══ Excerpted data ══

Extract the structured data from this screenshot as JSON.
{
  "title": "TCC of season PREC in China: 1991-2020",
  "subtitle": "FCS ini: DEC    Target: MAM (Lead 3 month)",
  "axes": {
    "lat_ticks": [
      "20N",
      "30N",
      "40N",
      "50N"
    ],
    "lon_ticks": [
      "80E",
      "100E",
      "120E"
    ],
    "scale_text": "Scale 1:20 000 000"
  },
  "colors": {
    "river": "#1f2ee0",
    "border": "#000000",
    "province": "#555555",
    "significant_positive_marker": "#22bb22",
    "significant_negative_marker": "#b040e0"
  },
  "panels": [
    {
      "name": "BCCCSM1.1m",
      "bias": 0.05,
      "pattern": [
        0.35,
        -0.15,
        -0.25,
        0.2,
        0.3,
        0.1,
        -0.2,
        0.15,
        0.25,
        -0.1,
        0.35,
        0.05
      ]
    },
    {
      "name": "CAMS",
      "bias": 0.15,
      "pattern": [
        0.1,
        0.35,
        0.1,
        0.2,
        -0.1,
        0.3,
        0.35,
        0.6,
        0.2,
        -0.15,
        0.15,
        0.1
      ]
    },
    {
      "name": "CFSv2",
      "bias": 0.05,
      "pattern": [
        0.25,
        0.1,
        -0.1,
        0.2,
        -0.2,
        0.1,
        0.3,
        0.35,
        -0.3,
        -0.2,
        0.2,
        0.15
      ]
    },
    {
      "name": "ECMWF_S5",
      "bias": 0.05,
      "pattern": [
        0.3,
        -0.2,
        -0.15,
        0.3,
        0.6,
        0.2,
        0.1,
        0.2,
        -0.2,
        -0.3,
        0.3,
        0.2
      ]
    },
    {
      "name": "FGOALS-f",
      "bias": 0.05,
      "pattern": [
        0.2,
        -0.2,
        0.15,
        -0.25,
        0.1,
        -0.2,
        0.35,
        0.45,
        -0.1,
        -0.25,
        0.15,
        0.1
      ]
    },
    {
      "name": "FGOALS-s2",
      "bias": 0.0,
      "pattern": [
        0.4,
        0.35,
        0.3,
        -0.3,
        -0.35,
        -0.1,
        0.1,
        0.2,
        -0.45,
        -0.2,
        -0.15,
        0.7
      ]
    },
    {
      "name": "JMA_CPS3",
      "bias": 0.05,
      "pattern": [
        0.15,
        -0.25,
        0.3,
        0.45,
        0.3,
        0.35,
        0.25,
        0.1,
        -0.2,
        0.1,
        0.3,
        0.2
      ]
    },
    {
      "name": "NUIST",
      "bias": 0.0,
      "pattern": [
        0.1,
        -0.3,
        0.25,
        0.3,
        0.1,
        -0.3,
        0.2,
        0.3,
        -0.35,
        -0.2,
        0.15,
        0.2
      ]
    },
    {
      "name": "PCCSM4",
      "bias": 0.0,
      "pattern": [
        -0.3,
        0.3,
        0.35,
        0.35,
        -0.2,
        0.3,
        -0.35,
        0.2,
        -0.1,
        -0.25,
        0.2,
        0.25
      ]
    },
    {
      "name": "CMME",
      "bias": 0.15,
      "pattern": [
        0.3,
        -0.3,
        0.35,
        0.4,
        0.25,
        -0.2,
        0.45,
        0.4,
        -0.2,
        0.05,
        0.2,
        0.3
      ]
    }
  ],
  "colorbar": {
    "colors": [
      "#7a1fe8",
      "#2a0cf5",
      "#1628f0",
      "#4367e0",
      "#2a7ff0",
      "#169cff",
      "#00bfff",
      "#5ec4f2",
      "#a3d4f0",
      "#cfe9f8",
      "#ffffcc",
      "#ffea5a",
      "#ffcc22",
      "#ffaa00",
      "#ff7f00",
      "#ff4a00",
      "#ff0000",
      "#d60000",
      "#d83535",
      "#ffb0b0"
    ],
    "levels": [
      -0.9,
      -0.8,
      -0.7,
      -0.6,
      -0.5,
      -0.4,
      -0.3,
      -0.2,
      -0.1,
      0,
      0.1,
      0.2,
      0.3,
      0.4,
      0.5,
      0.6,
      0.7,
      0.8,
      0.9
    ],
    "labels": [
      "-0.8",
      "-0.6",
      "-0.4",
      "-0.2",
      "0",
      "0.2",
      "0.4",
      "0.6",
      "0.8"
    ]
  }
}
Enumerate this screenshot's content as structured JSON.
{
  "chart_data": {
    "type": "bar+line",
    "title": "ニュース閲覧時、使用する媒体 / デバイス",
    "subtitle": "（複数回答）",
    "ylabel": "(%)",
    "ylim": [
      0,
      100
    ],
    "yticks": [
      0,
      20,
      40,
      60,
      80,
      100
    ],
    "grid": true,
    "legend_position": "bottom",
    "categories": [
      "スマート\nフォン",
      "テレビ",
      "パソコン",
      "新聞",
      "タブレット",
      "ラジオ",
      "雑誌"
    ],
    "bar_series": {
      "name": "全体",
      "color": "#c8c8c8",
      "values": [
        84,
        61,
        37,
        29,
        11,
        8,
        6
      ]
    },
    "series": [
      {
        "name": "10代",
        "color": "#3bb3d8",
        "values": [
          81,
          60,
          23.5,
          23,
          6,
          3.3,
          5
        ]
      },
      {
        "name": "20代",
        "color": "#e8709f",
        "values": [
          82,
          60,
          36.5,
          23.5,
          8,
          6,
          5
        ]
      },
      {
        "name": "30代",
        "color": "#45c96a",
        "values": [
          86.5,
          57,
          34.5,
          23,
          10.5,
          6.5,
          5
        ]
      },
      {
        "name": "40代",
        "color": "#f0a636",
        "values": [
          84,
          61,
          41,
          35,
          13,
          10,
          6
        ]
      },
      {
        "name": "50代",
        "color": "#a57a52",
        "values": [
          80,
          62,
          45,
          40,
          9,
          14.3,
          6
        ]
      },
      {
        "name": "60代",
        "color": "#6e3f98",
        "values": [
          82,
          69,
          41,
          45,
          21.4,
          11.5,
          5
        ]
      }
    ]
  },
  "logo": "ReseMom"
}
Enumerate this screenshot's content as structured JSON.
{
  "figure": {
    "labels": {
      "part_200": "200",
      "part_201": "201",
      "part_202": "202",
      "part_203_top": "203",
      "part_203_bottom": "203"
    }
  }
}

═══

What you will do
Using the data above, reproduce every line exactly.

Worked solution
Extract the structured data from this screenshot as JSON.
{
  "title": "TCC of season PREC in China: 1991-2020",
  "subtitle": "FCS ini: DEC    Target: MAM (Lead 3 month)",
  "axes": {
    "lat_ticks": [
      "20N",
      "30N",
      "40N",
      "50N"
    ],
    "lon_ticks": [
      "80E",
      "100E",
      "120E"
    ],
    "scale_text": "Scale 1:20 000 000"
  },
  "colors": {
    "river": "#1f2ee0",
    "border": "#000000",
    "province": "#555555",
    "significant_positive_marker": "#22bb22",
    "significant_negative_marker": "#b040e0"
  },
  "panels": [
    {
      "name": "BCCCSM1.1m",
      "bias": 0.05,
      "pattern": [
        0.35,
        -0.15,
        -0.25,
        0.2,
        0.3,
        0.1,
        -0.2,
        0.15,
        0.25,
        -0.1,
        0.35,
        0.05
      ]
    },
    {
      "name": "CAMS",
      "bias": 0.15,
      "pattern": [
        0.1,
        0.35,
        0.1,
        0.2,
        -0.1,
        0.3,
        0.35,
        0.6,
        0.2,
        -0.15,
        0.15,
        0.1
      ]
    },
    {
      "name": "CFSv2",
      "bias": 0.05,
      "pattern": [
        0.25,
        0.1,
        -0.1,
        0.2,
        -0.2,
        0.1,
        0.3,
        0.35,
        -0.3,
        -0.2,
        0.2,
        0.15
      ]
    },
    {
      "name": "ECMWF_S5",
      "bias": 0.05,
      "pattern": [
        0.3,
        -0.2,
        -0.15,
        0.3,
        0.6,
        0.2,
        0.1,
        0.2,
        -0.2,
        -0.3,
        0.3,
        0.2
      ]
    },
    {
      "name": "FGOALS-f",
      "bias": 0.05,
      "pattern": [
        0.2,
        -0.2,
        0.15,
        -0.25,
        0.1,
        -0.2,
        0.35,
        0.45,
        -0.1,
        -0.25,
        0.15,
        0.1
      ]
    },
    {
      "name": "FGOALS-s2",
      "bias": 0.0,
      "pattern": [
        0.4,
        0.35,
        0.3,
        -0.3,
        -0.35,
        -0.1,
        0.1,
        0.2,
        -0.45,
        -0.2,
        -0.15,
        0.7
      ]
    },
    {
      "name": "JMA_CPS3",
      "bias": 0.05,
      "pattern": [
        0.15,
        -0.25,
        0.3,
        0.45,
        0.3,
        0.35,
        0.25,
        0.1,
        -0.2,
        0.1,
        0.3,
        0.2
      ]
    },
    {
      "name": "NUIST",
      "bias": 0.0,
      "pattern": [
        0.1,
        -0.3,
        0.25,
        0.3,
        0.1,
        -0.3,
        0.2,
        0.3,
        -0.35,
        -0.2,
        0.15,
        0.2
      ]
    },
    {
      "name": "PCCSM4",
      "bias": 0.0,
      "pattern": [
        -0.3,
        0.3,
        0.35,
        0.35,
        -0.2,
        0.3,
        -0.35,
        0.2,
        -0.1,
        -0.25,
        0.2,
        0.25
      ]
    },
    {
      "name": "CMME",
      "bias": 0.15,
      "pattern": [
        0.3,
        -0.3,
        0.35,
        0.4,
        0.25,
        -0.2,
        0.45,
        0.4,
        -0.2,
        0.05,
        0.2,
        0.3
      ]
    }
  ],
  "colorbar": {
    "colors": [
      "#7a1fe8",
      "#2a0cf5",
      "#1628f0",
      "#4367e0",
      "#2a7ff0",
      "#169cff",
      "#00bfff",
      "#5ec4f2",
      "#a3d4f0",
      "#cfe9f8",
      "#ffffcc",
      "#ffea5a",
      "#ffcc22",
      "#ffaa00",
      "#ff7f00",
      "#ff4a00",
      "#ff0000",
      "#d60000",
      "#d83535",
      "#ffb0b0"
    ],
    "levels": [
      -0.9,
      -0.8,
      -0.7,
      -0.6,
      -0.5,
      -0.4,
      -0.3,
      -0.2,
      -0.1,
      0,
      0.1,
      0.2,
      0.3,
      0.4,
      0.5,
      0.6,
      0.7,
      0.8,
      0.9
    ],
    "labels": [
      "-0.8",
      "-0.6",
      "-0.4",
      "-0.2",
      "0",
      "0.2",
      "0.4",
      "0.6",
      "0.8"
    ]
  }
}
Enumerate this screenshot's content as structured JSON.
{
  "chart_data": {
    "type": "bar+line",
    "title": "ニュース閲覧時、使用する媒体 / デバイス",
    "subtitle": "（複数回答）",
    "ylabel": "(%)",
    "ylim": [
      0,
      100
    ],
    "yticks": [
      0,
      20,
      40,
      60,
      80,
      100
    ],
    "grid": true,
    "legend_position": "bottom",
    "categories": [
      "スマート\nフォン",
      "テレビ",
      "パソコン",
      "新聞",
      "タブレット",
      "ラジオ",
      "雑誌"
    ],
    "bar_series": {
      "name": "全体",
      "color": "#c8c8c8",
      "values": [
        84,
        61,
        37,
        29,
        11,
        8,
        6
      ]
    },
    "series": [
      {
        "name": "10代",
        "color": "#3bb3d8",
        "values": [
          81,
          60,
          23.5,
          23,
          6,
          3.3,
          5
        ]
      },
      {
        "name": "20代",
        "color": "#e8709f",
        "values": [
          82,
          60,
          36.5,
          23.5,
          8,
          6,
          5
        ]
      },
      {
        "name": "30代",
        "color": "#45c96a",
        "values": [
          86.5,
          57,
          34.5,
          23,
          10.5,
          6.5,
          5
        ]
      },
      {
        "name": "40代",
        "color": "#f0a636",
        "values": [
          84,
          61,
          41,
          35,
          13,
          10,
          6
        ]
      },
      {
        "name": "50代",
        "color": "#a57a52",
        "values": [
          80,
          62,
          45,
          40,
          9,
          14.3,
          6
        ]
      },
      {
        "name": "60代",
        "color": "#6e3f98",
        "values": [
          82,
          69,
          41,
          45,
          21.4,
          11.5,
          5
        ]
      }
    ]
  },
  "logo": "ReseMom"
}
Enumerate this screenshot's content as structured JSON.
{
  "figure": {
    "labels": {
      "part_200": "200",
      "part_201": "201",
      "part_202": "202",
      "part_203_top": "203",
      "part_203_bottom": "203"
    }
  }
}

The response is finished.